**Records provided:**
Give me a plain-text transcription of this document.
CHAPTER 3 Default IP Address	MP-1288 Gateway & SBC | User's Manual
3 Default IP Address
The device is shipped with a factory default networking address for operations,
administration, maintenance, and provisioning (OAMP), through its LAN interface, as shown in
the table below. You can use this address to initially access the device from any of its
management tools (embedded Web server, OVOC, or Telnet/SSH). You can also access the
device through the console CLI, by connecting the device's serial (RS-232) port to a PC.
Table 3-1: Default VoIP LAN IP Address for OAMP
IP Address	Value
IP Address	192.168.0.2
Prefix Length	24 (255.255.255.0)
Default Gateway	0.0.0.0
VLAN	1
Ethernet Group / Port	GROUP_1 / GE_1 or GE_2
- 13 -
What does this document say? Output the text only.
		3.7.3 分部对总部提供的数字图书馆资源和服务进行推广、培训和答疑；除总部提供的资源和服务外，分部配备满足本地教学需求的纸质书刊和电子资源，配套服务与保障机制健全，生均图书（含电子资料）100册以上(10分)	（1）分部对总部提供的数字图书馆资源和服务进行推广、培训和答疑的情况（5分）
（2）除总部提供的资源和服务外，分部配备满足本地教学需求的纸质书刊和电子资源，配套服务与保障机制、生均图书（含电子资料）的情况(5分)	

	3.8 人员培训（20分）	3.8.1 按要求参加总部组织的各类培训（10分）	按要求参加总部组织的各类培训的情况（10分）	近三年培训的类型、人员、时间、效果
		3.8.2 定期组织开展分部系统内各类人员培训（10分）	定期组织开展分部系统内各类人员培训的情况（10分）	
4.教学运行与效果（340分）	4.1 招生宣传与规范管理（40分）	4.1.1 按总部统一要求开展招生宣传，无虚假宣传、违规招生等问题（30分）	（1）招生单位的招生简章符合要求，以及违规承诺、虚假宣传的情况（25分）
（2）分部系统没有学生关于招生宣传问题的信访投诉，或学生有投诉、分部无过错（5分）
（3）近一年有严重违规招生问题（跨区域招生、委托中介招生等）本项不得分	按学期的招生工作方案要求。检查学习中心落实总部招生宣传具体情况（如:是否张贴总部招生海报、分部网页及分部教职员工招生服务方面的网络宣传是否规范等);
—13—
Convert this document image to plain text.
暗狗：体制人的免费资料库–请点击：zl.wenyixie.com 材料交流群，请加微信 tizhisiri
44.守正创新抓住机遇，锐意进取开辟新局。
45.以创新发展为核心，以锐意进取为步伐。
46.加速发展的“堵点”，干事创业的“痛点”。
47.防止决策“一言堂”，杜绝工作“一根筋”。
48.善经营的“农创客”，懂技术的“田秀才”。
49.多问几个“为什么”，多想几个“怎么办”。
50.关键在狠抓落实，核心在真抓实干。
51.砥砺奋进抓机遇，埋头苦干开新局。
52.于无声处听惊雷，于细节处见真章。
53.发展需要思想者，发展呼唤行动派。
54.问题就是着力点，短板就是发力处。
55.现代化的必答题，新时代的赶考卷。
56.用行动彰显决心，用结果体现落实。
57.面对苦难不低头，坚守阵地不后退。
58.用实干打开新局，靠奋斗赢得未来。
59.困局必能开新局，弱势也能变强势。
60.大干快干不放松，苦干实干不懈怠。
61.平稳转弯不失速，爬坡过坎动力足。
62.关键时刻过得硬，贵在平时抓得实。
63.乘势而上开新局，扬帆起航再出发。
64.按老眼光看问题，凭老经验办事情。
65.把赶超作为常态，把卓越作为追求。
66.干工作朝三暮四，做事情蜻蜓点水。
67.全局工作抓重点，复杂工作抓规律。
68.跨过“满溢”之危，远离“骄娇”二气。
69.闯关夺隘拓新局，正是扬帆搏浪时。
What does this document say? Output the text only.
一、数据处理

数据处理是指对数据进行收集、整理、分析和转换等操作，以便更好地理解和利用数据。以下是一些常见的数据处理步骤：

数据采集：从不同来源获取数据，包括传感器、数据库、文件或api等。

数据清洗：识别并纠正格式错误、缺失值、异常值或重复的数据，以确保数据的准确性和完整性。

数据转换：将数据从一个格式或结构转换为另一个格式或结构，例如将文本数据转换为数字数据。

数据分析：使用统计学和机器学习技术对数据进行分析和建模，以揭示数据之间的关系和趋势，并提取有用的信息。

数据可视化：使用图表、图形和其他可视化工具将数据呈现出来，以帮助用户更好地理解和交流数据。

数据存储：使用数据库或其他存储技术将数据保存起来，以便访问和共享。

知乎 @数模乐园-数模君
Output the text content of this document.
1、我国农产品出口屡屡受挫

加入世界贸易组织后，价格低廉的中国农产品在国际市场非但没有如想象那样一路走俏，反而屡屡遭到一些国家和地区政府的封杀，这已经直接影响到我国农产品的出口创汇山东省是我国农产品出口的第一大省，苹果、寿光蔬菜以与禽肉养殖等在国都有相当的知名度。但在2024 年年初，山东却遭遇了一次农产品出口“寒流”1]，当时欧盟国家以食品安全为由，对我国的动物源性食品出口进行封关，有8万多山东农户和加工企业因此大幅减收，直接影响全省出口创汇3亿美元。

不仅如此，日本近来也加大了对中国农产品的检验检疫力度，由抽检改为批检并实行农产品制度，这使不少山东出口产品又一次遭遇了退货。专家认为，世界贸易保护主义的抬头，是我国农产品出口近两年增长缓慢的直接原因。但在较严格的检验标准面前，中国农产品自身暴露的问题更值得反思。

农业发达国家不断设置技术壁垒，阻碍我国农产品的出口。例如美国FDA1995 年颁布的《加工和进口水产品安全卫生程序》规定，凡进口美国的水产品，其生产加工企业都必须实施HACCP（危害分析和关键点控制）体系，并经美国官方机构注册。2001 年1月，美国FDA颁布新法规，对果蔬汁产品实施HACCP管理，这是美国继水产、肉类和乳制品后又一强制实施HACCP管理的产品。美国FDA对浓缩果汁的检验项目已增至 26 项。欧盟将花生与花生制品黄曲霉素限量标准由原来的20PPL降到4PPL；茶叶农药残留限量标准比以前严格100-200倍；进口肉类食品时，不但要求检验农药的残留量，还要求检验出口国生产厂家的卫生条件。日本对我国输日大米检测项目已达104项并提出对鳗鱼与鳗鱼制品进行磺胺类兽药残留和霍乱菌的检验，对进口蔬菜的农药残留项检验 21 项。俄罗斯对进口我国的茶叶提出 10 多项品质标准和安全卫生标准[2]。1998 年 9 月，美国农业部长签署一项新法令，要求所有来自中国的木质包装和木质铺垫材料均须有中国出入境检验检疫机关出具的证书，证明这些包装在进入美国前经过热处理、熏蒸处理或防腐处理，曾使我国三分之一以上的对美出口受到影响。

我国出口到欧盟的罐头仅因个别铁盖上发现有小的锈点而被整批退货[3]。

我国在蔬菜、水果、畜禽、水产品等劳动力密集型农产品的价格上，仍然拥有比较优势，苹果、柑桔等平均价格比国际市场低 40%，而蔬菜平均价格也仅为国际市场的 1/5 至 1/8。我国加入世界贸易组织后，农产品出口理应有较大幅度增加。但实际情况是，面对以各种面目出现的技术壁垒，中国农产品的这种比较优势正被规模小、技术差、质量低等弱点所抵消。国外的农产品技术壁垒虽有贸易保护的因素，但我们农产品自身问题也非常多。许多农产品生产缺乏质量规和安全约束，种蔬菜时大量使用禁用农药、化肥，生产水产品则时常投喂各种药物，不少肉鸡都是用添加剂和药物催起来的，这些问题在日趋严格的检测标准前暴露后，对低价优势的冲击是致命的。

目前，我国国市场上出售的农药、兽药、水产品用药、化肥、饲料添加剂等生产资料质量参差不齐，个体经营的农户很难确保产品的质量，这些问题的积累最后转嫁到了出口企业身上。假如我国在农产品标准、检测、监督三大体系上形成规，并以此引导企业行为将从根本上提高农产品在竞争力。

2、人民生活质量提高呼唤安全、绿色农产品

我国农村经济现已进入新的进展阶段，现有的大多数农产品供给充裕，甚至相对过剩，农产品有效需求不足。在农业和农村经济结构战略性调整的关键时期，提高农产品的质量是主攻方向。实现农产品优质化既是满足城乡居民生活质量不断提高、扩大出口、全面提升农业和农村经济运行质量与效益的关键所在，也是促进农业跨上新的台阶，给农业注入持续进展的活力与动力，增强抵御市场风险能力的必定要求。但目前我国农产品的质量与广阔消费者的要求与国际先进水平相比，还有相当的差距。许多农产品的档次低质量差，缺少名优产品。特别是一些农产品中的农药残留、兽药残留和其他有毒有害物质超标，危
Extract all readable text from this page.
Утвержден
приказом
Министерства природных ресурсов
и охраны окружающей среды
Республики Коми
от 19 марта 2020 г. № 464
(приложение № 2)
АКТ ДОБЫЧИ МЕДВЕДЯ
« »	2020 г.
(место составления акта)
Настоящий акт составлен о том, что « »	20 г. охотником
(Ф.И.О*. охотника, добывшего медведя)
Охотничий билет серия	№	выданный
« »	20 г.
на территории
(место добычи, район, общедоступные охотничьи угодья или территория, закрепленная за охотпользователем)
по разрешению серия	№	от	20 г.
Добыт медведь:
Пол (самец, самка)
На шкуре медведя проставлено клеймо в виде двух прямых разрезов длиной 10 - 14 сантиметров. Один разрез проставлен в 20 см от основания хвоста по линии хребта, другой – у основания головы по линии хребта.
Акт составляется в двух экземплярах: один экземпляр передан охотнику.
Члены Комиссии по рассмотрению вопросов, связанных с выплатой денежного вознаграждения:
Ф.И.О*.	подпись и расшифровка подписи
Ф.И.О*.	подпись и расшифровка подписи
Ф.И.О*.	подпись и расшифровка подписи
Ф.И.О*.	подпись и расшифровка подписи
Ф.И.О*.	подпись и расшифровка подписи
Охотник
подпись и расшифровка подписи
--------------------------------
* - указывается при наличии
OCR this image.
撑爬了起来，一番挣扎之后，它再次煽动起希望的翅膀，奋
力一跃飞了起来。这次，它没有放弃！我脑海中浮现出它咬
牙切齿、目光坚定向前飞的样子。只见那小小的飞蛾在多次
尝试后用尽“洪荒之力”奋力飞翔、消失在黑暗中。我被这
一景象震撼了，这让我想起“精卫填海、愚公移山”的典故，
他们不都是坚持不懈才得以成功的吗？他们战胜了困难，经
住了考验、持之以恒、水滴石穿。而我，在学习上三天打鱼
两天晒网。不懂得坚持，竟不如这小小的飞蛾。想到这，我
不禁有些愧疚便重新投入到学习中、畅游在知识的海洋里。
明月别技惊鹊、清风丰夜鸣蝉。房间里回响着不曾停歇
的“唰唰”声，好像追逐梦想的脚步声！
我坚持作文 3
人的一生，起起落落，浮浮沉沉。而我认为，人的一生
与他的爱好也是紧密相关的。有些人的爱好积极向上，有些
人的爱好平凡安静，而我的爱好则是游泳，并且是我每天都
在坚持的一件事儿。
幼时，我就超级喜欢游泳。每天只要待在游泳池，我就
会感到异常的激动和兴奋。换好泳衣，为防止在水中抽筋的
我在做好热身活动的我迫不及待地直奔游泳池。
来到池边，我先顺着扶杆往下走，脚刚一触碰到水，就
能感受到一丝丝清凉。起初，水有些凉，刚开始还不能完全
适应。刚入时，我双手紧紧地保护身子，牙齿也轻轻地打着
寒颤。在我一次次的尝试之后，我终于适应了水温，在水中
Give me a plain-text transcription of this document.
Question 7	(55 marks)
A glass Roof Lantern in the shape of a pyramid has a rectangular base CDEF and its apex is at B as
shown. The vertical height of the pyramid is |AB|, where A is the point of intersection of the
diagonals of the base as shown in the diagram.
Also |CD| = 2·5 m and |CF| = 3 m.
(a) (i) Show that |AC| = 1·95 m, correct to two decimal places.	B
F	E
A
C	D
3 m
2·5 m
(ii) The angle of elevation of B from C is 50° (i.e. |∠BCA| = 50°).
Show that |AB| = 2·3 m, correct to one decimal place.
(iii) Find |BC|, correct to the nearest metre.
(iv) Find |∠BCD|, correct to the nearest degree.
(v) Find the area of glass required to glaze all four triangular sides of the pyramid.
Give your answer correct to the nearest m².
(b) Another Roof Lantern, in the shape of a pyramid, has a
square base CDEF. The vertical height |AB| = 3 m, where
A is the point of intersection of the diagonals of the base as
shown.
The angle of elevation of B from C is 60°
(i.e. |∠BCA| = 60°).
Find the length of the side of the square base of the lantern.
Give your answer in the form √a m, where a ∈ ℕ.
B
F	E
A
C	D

**Written request:**
Filter the listing for the word "除总部提供的资源和服务外" and copy every line that holds it.

**Exercise response:**
		3.7.3 分部对总部提供的数字图书馆资源和服务进行推广、培训和答疑；除总部提供的资源和服务外，分部配备满足本地教学需求的纸质书刊和电子资源，配套服务与保障机制健全，生均图书（含电子资料）100册以上(10分)	（1）分部对总部提供的数字图书馆资源和服务进行推广、培训和答疑的情况（5分）
（2）除总部提供的资源和服务外，分部配备满足本地教学需求的纸质书刊和电子资源，配套服务与保障机制、生均图书（含电子资料）的情况(5分)	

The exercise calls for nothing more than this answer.